──────── Provided data ────────

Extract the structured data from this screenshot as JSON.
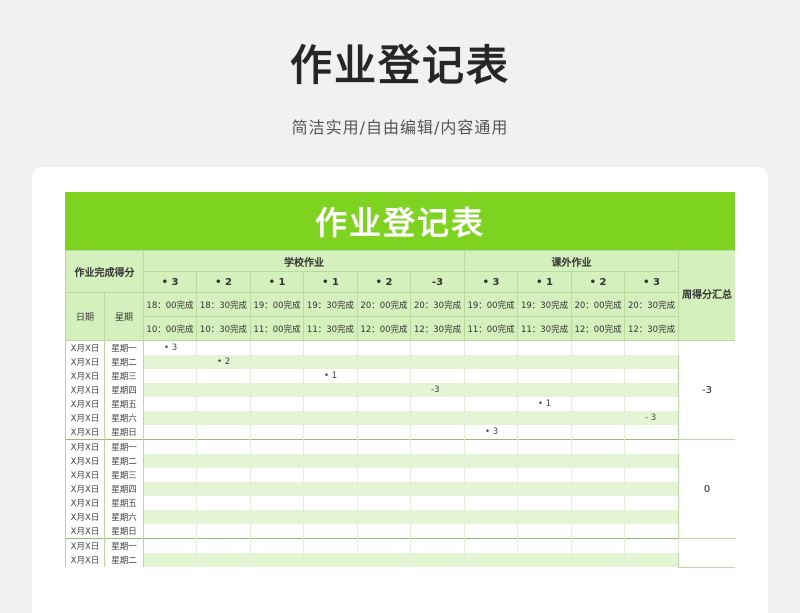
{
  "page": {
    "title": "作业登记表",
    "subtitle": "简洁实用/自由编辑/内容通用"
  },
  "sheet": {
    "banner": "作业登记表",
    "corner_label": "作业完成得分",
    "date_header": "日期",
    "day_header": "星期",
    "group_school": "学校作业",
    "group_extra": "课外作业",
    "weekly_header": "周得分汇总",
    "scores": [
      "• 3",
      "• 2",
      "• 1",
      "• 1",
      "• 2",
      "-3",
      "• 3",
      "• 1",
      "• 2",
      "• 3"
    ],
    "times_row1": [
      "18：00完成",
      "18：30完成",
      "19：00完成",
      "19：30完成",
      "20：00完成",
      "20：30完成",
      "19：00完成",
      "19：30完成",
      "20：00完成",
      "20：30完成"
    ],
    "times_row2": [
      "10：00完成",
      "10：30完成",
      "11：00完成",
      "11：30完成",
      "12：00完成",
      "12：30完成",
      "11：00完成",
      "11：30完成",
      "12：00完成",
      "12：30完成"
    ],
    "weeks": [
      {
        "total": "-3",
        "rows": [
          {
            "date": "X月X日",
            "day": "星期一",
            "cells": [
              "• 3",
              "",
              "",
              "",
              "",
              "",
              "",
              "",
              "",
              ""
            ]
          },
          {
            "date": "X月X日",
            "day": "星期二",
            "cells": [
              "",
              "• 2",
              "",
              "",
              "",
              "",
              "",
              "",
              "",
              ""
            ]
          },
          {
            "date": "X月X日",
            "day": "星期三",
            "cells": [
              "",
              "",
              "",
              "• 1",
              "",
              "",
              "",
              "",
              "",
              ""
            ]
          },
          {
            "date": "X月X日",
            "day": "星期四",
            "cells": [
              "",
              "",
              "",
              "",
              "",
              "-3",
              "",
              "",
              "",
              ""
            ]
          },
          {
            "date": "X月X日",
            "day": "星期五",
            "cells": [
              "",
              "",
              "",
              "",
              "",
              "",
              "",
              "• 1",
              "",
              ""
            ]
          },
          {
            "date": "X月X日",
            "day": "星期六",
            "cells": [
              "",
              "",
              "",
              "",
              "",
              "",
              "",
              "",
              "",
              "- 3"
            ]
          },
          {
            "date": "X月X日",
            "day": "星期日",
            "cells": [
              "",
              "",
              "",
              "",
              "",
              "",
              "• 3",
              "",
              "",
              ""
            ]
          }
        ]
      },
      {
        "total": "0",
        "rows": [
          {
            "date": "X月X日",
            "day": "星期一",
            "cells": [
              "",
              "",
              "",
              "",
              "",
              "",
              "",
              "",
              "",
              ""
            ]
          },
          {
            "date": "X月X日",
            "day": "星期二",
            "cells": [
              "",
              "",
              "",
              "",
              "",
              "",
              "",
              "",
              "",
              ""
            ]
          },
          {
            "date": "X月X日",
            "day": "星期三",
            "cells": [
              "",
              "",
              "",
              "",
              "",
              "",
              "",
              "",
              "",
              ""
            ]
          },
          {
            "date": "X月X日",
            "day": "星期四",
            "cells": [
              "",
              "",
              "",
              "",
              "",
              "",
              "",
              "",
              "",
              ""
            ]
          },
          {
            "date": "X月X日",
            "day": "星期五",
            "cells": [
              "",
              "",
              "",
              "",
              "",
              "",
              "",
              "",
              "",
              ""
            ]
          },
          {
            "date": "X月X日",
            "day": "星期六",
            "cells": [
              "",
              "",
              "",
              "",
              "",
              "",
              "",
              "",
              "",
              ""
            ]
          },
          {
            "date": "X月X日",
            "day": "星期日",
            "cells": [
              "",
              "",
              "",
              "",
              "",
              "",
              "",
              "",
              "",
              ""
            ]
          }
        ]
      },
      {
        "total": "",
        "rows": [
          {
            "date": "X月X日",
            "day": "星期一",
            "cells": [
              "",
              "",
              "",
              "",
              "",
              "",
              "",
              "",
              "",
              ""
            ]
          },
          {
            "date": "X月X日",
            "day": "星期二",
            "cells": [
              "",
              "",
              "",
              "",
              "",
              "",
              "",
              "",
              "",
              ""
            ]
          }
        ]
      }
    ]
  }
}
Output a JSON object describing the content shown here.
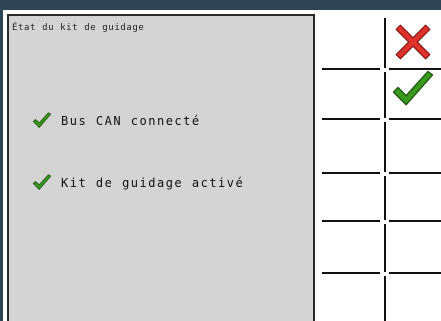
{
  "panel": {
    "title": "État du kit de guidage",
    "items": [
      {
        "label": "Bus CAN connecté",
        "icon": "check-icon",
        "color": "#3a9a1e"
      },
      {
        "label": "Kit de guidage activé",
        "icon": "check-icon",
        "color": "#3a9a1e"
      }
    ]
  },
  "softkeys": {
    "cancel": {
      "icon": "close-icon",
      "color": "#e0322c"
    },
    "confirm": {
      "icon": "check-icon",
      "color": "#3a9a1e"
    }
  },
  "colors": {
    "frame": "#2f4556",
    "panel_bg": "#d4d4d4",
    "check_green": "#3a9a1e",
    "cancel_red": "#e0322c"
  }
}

────────

▶ Directions
Every line from the one containing "Output a JSON" through the end of the listing is to be copied exactly; the pictures are not.

▶ Answer below
Output a JSON object describing the content shown here.
{
  "panel": {
    "title": "État du kit de guidage",
    "items": [
      {
        "label": "Bus CAN connecté",
        "icon": "check-icon",
        "color": "#3a9a1e"
      },
      {
        "label": "Kit de guidage activé",
        "icon": "check-icon",
        "color": "#3a9a1e"
      }
    ]
  },
  "softkeys": {
    "cancel": {
      "icon": "close-icon",
      "color": "#e0322c"
    },
    "confirm": {
      "icon": "check-icon",
      "color": "#3a9a1e"
    }
  },
  "colors": {
    "frame": "#2f4556",
    "panel_bg": "#d4d4d4",
    "check_green": "#3a9a1e",
    "cancel_red": "#e0322c"
  }
}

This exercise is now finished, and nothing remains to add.